[START OF INFORMATION SUPPLIED]
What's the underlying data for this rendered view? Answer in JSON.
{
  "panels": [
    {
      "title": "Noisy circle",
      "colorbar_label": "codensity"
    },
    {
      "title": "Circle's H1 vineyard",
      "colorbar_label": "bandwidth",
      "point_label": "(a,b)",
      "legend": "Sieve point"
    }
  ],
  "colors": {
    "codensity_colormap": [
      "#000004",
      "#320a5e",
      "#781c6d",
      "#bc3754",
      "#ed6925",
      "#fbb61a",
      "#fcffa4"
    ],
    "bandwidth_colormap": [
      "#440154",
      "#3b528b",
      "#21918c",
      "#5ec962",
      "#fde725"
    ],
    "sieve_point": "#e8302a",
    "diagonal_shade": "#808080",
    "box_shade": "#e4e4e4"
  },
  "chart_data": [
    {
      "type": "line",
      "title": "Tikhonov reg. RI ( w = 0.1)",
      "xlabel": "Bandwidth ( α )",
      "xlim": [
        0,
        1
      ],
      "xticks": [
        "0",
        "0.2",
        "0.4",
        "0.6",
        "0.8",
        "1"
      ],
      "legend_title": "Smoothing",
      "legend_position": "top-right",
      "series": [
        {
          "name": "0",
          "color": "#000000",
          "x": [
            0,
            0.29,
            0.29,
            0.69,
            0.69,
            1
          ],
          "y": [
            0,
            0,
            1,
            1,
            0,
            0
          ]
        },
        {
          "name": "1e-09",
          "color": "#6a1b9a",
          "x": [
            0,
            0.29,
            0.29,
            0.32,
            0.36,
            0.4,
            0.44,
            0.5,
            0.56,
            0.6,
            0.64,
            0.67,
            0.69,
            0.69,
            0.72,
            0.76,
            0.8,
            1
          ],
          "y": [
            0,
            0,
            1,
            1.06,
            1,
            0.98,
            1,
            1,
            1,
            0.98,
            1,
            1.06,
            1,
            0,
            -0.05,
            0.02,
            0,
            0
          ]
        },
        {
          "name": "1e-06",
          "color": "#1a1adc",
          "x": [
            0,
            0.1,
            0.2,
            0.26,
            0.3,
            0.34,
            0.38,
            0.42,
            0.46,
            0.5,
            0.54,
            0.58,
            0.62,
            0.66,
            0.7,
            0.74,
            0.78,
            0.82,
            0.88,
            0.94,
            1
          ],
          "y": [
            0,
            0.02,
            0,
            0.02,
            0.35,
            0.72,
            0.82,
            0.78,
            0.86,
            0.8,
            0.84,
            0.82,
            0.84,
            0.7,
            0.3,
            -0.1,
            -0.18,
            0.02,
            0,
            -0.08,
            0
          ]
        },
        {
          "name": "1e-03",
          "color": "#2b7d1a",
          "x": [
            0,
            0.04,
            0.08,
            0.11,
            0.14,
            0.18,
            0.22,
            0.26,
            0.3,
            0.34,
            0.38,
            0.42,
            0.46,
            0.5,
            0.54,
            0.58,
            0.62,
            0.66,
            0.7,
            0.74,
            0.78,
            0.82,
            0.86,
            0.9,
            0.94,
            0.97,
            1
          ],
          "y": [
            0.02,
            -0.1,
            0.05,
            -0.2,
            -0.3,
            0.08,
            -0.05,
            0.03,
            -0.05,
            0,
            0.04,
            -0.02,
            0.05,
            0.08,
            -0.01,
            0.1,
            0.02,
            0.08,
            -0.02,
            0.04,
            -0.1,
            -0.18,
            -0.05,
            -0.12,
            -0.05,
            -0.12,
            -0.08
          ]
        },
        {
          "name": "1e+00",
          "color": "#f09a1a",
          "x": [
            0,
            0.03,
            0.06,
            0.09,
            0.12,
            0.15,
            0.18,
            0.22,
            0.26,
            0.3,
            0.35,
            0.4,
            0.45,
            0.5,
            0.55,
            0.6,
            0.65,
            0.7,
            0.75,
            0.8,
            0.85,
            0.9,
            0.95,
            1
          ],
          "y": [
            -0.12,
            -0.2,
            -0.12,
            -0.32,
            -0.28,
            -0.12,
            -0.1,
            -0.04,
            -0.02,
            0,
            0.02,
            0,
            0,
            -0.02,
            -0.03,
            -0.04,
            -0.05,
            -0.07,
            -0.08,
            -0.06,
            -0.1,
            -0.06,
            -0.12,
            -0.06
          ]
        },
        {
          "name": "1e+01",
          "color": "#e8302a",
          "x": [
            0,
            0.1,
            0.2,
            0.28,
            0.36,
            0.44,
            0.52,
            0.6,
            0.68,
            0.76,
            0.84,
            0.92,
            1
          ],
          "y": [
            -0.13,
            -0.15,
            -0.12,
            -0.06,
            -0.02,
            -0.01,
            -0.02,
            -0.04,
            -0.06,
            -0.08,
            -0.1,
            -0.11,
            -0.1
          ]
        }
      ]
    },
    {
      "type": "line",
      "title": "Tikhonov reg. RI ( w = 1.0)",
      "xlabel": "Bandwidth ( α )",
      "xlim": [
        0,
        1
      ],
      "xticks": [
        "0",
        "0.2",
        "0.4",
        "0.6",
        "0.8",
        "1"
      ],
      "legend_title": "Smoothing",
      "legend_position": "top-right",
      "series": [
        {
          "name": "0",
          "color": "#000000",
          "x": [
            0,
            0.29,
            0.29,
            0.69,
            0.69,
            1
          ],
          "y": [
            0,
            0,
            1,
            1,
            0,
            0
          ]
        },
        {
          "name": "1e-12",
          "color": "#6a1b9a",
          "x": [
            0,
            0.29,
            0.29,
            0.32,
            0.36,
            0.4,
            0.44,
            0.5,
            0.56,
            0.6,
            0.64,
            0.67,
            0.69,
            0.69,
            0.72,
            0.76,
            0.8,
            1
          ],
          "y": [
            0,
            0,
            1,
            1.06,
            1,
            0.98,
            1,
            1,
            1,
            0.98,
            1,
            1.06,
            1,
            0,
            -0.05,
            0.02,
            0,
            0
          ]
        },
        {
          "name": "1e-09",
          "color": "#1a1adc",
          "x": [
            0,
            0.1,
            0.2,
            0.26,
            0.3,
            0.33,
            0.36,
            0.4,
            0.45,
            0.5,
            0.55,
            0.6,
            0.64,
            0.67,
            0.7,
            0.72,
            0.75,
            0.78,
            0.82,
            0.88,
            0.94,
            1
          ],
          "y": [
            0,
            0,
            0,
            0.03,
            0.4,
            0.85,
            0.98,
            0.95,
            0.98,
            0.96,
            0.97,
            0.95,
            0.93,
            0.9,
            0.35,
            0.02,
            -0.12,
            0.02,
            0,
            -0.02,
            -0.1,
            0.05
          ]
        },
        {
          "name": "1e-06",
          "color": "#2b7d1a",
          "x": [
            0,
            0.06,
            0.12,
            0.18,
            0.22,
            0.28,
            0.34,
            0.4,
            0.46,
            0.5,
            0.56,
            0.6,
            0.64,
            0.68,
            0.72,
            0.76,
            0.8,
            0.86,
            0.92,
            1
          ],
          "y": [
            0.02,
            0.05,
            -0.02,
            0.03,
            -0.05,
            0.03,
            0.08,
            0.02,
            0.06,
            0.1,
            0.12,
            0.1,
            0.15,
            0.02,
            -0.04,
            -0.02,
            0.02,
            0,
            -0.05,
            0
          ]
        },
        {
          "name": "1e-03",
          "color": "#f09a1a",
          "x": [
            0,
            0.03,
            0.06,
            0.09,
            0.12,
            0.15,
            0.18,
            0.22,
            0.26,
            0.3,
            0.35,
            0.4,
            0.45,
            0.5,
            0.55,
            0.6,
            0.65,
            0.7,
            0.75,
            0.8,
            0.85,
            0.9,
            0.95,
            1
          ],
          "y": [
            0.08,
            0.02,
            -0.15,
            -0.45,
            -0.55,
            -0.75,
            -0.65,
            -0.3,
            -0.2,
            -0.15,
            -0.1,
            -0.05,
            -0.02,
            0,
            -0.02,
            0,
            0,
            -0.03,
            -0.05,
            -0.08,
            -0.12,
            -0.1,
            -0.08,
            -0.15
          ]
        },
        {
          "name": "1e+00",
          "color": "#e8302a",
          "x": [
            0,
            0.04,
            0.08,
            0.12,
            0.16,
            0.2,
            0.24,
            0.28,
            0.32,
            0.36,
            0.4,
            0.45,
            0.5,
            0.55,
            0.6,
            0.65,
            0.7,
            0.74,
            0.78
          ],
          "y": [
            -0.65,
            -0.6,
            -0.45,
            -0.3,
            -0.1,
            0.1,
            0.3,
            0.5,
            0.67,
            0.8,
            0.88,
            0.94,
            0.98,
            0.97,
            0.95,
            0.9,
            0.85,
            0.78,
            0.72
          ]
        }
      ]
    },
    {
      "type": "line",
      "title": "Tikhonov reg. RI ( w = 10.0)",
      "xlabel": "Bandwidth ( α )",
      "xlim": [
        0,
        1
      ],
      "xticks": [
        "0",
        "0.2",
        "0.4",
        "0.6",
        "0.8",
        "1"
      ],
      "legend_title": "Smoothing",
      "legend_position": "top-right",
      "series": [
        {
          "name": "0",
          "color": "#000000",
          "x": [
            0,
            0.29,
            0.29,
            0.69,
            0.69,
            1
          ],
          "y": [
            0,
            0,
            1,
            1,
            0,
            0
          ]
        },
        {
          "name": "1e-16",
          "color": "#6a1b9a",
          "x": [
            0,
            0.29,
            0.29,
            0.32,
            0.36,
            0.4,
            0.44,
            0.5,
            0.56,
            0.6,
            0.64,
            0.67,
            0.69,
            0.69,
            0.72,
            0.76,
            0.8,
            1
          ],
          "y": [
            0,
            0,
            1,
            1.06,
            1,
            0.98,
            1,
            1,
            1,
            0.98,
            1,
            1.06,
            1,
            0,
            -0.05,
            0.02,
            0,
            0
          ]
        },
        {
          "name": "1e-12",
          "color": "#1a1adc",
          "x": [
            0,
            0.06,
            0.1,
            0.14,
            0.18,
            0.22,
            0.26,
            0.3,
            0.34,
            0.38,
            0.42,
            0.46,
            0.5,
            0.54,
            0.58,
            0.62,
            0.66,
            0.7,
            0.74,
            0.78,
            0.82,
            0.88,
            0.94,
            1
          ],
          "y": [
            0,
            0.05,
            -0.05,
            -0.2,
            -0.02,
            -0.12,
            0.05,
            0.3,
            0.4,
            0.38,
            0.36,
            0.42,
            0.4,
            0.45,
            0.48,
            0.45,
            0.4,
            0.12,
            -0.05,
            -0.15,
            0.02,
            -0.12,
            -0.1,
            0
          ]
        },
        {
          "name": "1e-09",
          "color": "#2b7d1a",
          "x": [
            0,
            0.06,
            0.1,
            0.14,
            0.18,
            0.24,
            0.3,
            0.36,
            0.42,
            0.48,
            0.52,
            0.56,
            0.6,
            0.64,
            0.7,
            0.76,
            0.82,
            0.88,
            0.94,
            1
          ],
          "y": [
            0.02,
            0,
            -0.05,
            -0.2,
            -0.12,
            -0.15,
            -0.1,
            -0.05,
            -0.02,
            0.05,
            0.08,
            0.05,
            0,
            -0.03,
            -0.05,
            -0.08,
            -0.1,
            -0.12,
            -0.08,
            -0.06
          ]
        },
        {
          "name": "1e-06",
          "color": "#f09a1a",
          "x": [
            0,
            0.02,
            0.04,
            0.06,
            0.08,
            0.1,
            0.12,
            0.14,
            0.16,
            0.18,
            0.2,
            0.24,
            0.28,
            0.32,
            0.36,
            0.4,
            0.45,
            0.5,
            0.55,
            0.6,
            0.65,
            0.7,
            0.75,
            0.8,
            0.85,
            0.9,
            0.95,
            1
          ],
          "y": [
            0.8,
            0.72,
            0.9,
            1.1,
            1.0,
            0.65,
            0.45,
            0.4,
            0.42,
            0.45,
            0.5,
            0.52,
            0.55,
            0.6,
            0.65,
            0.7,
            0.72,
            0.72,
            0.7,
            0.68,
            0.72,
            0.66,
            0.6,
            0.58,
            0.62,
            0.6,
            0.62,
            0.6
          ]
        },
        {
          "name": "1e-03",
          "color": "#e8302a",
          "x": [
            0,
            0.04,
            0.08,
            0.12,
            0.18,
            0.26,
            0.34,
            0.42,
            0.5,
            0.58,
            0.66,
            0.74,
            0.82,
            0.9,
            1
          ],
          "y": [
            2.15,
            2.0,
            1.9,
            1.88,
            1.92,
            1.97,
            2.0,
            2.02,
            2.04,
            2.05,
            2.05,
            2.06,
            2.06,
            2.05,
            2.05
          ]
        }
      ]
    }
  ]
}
[END OF INFORMATION SUPPLIED]
JOB
Identify and copy lines that hold the string "Tikhonov".

SOLUTION FOR THIS EXERCISE
      "title": "Tikhonov reg. RI ( w = 0.1)",
      "title": "Tikhonov reg. RI ( w = 1.0)",
      "title": "Tikhonov reg. RI ( w = 10.0)",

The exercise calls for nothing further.